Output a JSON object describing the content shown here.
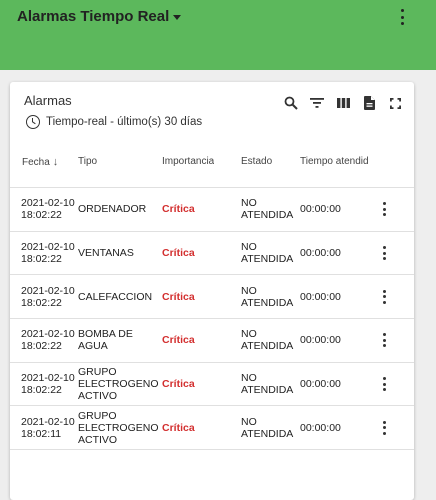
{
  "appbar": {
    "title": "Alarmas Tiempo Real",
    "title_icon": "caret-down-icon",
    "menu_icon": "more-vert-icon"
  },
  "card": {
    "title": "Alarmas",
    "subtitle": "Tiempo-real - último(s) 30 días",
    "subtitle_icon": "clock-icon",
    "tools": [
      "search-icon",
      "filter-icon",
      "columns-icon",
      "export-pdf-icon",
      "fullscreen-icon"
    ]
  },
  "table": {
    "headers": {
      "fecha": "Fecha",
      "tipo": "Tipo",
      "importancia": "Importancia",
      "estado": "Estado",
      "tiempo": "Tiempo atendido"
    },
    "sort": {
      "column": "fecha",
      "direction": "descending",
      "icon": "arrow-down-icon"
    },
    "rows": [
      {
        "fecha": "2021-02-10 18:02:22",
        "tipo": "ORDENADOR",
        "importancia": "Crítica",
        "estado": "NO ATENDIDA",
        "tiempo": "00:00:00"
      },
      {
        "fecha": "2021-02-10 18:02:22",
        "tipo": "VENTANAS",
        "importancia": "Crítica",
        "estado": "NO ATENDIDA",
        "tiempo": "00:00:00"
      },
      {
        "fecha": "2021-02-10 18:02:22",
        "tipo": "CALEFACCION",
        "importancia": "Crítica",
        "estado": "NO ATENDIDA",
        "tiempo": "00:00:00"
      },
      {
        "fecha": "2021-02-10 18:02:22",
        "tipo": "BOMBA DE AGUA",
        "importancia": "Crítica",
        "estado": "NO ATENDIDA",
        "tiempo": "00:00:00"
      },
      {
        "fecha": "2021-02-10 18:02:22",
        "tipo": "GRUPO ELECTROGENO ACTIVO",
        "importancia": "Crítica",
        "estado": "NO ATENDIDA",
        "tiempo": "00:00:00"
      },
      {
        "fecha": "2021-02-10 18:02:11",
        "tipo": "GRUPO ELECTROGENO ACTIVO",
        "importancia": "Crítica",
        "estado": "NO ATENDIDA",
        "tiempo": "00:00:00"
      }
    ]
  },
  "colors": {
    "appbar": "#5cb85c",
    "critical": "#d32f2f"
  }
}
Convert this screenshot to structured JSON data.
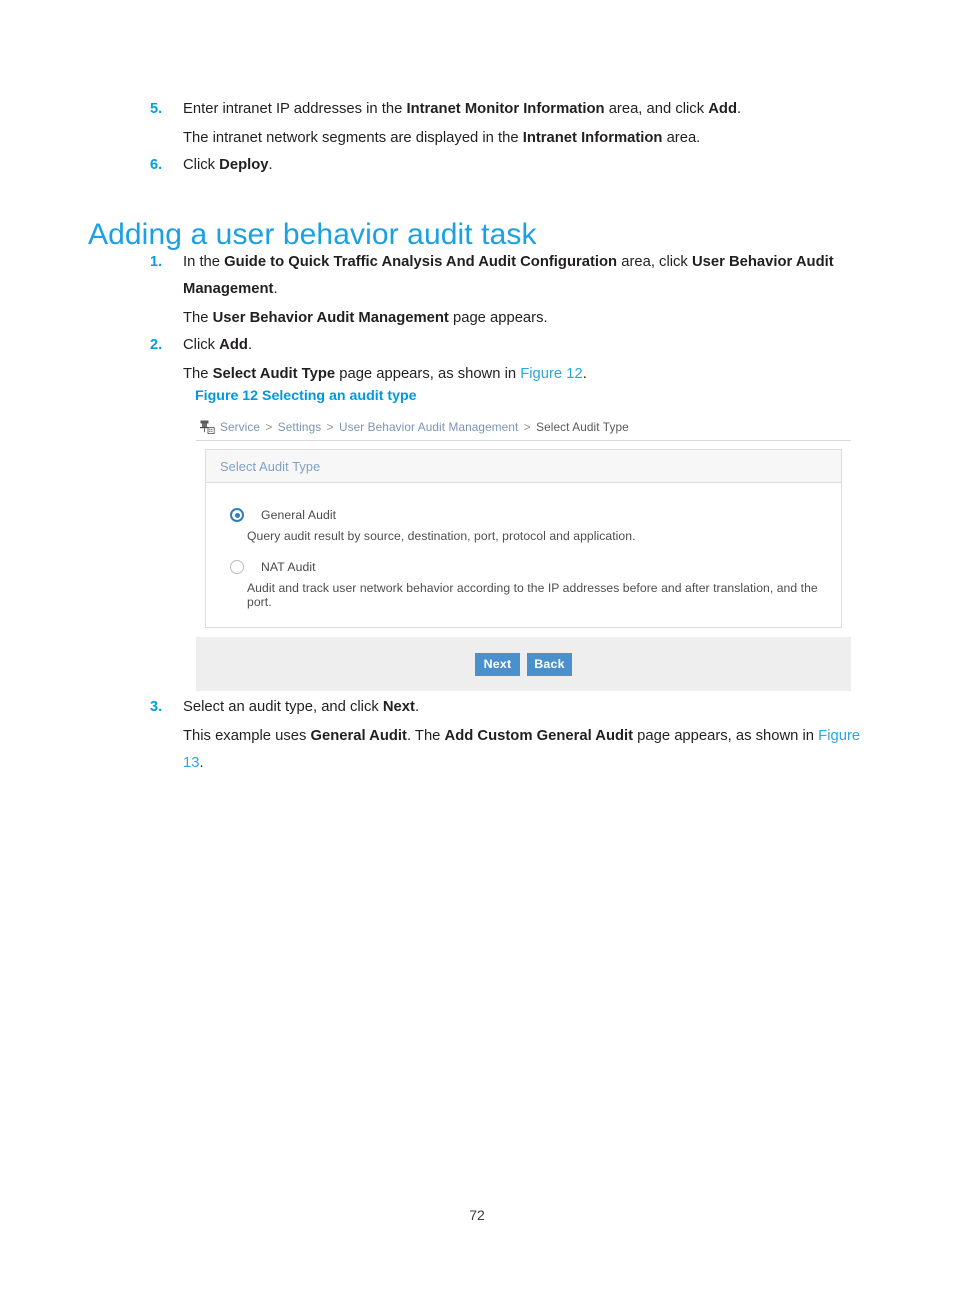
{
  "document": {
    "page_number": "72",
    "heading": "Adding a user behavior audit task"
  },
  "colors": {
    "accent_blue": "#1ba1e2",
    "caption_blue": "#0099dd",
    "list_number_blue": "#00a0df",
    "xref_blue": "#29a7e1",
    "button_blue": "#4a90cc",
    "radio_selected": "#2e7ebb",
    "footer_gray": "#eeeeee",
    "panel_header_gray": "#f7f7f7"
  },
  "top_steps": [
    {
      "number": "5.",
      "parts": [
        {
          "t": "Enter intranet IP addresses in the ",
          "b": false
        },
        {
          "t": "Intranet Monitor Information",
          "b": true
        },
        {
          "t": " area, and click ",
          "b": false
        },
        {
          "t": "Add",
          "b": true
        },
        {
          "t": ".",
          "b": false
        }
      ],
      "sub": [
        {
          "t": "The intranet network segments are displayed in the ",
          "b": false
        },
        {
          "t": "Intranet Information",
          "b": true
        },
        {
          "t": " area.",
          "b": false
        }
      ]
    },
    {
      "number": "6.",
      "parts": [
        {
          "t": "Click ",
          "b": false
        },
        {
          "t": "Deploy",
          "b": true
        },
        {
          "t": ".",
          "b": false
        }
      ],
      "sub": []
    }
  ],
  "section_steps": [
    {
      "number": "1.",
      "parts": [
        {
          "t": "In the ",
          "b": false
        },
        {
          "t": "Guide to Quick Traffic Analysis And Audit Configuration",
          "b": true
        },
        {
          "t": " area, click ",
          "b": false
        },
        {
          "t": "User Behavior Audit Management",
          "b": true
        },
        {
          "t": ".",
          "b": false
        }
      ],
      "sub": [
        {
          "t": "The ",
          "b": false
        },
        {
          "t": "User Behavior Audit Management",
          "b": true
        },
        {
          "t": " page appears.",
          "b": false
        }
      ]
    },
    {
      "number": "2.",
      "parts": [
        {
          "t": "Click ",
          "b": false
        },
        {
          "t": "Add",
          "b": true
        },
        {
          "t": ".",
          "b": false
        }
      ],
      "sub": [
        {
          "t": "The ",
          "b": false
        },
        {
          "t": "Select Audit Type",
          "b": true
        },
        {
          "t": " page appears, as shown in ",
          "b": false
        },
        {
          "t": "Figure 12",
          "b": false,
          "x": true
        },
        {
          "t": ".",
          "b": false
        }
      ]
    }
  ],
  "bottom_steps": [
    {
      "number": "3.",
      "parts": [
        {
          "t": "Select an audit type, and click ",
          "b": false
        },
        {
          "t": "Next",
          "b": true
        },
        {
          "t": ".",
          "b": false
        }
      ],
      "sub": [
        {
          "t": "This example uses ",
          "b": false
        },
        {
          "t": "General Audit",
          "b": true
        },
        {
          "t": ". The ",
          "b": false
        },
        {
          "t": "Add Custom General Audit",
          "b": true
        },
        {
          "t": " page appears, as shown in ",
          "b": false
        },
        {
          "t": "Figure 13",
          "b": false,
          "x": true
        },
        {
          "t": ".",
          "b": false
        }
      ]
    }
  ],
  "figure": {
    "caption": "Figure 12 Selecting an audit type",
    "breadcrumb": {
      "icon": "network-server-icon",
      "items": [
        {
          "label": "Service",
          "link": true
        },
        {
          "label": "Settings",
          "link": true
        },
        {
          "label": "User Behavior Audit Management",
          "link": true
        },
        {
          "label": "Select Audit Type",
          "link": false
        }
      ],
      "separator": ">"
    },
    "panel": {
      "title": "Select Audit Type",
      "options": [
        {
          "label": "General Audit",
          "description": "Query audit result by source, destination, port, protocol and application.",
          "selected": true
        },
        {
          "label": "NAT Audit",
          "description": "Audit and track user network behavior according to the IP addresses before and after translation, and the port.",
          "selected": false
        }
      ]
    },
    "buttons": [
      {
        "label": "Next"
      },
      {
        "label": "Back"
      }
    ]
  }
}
====
== Task statement ==
Of all the lines in the listing above, how many include "network"? Write only the number.

== Full output ==
3